| What the exercise asks |
Write down each entry again, exactly as it reads.

| Records for the exercise |

++++++++++++++++++++

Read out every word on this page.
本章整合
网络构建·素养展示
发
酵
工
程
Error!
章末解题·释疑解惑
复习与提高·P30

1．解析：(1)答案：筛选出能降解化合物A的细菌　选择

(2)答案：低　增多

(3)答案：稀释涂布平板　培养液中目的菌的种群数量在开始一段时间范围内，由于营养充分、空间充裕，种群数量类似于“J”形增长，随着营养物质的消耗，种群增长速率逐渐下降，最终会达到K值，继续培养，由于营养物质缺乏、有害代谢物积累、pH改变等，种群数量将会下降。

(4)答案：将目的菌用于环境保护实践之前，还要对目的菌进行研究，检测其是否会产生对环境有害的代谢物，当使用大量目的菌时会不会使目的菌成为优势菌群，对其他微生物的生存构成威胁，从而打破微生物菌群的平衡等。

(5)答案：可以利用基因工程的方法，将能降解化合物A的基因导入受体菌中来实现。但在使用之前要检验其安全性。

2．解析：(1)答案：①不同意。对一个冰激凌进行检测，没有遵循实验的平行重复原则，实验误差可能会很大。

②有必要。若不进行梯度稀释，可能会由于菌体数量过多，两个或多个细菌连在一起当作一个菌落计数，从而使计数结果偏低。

++++++++++++++++++++

| Result below |
Read out every word on this page.
本章整合
网络构建·素养展示
发
酵
工
程
Error!
章末解题·释疑解惑
复习与提高·P30

1．解析：(1)答案：筛选出能降解化合物A的细菌　选择

(2)答案：低　增多

(3)答案：稀释涂布平板　培养液中目的菌的种群数量在开始一段时间范围内，由于营养充分、空间充裕，种群数量类似于“J”形增长，随着营养物质的消耗，种群增长速率逐渐下降，最终会达到K值，继续培养，由于营养物质缺乏、有害代谢物积累、pH改变等，种群数量将会下降。

(4)答案：将目的菌用于环境保护实践之前，还要对目的菌进行研究，检测其是否会产生对环境有害的代谢物，当使用大量目的菌时会不会使目的菌成为优势菌群，对其他微生物的生存构成威胁，从而打破微生物菌群的平衡等。

(5)答案：可以利用基因工程的方法，将能降解化合物A的基因导入受体菌中来实现。但在使用之前要检验其安全性。

2．解析：(1)答案：①不同意。对一个冰激凌进行检测，没有遵循实验的平行重复原则，实验误差可能会很大。

②有必要。若不进行梯度稀释，可能会由于菌体数量过多，两个或多个细菌连在一起当作一个菌落计数，从而使计数结果偏低。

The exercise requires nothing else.